_PROMPT_:
What is the number of lines in the data that contain "aware"? Respond with nothing else.

_SUPPLIED RECORDS_:
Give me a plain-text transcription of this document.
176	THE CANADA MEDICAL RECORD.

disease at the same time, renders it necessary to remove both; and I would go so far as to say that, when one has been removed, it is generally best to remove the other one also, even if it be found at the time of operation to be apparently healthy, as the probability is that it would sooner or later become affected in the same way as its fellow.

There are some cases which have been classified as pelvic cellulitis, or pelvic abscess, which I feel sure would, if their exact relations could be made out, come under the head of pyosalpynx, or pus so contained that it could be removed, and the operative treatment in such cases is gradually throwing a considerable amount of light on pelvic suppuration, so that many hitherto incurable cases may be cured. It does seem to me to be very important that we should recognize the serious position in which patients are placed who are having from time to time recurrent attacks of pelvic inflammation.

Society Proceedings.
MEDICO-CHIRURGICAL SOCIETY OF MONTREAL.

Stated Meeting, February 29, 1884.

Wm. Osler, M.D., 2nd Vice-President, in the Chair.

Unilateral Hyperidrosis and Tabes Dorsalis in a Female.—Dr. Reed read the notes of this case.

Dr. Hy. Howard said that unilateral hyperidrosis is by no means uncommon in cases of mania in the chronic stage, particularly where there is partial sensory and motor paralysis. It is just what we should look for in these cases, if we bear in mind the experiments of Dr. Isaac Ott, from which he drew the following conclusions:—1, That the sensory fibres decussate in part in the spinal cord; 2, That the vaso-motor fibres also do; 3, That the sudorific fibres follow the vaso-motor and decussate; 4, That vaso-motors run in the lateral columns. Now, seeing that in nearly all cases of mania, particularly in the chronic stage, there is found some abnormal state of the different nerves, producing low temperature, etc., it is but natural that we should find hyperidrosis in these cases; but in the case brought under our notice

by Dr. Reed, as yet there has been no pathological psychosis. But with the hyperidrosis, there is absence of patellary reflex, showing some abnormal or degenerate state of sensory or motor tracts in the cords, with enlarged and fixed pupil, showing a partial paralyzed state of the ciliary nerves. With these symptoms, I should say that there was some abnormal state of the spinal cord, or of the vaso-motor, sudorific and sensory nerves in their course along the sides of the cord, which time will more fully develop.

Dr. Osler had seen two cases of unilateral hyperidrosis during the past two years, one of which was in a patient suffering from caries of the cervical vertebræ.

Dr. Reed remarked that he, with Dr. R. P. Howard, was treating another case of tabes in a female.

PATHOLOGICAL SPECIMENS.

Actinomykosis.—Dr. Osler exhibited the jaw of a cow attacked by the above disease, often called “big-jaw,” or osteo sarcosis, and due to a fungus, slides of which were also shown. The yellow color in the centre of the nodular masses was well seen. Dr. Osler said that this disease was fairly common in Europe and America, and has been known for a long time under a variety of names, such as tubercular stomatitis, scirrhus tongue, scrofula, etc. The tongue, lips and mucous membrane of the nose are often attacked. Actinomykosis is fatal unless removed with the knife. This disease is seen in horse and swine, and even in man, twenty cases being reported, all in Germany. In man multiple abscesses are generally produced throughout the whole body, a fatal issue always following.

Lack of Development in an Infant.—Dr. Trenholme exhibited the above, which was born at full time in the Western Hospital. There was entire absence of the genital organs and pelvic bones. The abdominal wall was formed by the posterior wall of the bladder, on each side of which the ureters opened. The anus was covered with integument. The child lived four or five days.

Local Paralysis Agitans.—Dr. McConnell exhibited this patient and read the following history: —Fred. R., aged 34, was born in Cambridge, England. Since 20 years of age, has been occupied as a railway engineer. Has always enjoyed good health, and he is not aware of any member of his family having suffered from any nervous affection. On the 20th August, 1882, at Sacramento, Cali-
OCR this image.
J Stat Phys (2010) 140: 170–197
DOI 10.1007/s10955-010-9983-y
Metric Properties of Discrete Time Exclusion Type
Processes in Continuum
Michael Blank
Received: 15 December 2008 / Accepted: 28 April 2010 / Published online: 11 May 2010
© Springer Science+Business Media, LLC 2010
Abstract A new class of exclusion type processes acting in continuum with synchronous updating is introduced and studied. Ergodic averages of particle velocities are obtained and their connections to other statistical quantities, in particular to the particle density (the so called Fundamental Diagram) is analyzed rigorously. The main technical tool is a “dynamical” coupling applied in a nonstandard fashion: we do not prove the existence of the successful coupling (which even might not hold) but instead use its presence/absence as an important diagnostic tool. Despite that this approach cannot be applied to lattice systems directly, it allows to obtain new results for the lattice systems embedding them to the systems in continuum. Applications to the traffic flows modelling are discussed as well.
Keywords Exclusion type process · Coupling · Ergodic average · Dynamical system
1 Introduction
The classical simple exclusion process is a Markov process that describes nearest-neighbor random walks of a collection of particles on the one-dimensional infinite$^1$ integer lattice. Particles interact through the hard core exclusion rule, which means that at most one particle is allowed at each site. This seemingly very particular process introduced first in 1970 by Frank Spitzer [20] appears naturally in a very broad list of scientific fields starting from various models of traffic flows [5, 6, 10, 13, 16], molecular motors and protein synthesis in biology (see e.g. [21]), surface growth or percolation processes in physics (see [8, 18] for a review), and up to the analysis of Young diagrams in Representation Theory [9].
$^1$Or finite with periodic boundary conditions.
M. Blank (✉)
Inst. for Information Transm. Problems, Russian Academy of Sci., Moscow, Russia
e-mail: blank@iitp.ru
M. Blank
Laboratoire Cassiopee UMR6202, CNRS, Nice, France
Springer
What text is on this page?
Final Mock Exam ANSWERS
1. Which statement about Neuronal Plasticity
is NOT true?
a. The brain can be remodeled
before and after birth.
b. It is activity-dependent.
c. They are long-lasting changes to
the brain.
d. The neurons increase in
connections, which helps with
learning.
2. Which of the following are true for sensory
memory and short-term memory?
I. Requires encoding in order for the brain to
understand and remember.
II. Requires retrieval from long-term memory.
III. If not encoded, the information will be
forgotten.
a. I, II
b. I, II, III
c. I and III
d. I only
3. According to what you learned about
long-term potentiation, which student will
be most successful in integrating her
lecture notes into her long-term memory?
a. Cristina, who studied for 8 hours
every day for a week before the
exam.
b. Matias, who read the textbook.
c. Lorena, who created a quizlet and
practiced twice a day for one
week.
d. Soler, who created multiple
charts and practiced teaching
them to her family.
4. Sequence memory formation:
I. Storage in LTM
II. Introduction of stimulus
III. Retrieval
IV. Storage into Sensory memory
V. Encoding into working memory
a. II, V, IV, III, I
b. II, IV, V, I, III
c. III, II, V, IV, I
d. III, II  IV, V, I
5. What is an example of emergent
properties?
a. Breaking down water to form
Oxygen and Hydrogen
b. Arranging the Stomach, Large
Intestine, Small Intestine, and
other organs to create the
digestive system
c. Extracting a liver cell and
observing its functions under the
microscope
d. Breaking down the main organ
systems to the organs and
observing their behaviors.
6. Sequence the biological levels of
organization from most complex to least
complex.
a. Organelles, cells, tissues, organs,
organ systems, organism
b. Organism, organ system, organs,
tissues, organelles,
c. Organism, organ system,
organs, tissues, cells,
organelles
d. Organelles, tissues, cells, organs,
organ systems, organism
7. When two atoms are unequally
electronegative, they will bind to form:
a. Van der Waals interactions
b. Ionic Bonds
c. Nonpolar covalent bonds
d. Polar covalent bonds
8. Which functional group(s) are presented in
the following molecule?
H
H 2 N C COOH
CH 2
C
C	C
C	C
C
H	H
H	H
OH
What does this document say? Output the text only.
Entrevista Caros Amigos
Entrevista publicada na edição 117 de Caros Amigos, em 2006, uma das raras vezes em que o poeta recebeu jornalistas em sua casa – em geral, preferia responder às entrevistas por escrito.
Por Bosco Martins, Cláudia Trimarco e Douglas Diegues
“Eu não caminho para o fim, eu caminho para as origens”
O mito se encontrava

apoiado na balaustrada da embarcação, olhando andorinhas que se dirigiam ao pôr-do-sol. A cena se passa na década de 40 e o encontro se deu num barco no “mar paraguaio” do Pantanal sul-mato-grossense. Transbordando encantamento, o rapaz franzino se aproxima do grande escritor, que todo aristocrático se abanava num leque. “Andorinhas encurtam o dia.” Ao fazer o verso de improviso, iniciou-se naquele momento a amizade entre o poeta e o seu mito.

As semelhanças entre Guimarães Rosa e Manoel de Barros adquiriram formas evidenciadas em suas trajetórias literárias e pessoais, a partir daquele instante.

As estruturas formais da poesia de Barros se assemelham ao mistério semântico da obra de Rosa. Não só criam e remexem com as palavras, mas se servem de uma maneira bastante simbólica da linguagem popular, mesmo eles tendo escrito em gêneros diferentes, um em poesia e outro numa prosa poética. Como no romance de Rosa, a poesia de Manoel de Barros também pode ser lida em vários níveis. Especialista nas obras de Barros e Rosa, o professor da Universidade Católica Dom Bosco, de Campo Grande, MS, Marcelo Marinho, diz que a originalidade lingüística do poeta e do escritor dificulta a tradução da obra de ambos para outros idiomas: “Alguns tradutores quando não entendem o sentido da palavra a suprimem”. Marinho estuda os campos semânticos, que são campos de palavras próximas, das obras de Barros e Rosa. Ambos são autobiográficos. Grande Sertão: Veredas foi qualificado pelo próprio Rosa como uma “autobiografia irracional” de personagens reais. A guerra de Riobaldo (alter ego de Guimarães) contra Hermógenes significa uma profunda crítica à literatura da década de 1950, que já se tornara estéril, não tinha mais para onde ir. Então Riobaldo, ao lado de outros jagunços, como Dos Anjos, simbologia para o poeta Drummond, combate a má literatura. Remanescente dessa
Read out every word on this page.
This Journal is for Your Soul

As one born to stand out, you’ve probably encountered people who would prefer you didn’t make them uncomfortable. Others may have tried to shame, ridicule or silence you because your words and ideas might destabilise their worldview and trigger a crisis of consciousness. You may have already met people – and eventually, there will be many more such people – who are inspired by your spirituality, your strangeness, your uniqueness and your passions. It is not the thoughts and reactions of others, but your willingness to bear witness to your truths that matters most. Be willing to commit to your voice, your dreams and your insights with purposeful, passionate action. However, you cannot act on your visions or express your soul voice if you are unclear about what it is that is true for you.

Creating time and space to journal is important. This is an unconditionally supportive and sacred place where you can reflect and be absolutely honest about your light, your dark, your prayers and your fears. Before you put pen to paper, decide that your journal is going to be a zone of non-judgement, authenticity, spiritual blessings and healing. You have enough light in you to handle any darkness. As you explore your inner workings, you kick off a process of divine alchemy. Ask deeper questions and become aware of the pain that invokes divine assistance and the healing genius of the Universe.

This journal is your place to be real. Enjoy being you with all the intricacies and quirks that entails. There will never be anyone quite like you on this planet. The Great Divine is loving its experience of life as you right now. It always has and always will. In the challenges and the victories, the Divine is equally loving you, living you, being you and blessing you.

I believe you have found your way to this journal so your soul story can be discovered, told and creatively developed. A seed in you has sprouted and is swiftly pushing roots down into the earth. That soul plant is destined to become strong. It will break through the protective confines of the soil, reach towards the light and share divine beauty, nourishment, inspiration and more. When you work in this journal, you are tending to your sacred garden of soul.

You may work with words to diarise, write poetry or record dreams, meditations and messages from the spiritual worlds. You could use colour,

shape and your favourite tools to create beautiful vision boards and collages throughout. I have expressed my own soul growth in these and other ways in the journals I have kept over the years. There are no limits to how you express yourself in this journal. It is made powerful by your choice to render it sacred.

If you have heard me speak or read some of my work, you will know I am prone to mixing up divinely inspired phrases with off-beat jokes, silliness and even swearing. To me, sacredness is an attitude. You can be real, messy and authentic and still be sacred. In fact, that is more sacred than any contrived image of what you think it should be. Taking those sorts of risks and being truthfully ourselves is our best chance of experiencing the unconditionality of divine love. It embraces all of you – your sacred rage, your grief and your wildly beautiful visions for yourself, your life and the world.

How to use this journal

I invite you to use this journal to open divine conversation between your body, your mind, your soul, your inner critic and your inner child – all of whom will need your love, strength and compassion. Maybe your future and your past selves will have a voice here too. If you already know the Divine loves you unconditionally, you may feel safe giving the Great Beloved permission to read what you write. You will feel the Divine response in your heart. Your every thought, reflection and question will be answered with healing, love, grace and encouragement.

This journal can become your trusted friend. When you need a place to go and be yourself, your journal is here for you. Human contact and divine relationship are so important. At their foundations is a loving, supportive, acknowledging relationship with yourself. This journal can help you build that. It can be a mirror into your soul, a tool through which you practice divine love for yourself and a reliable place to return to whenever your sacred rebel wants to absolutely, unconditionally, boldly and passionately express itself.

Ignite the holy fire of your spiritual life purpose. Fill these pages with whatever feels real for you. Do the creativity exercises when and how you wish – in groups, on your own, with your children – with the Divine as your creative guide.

_SOLUTION TO THIS TASK_:
2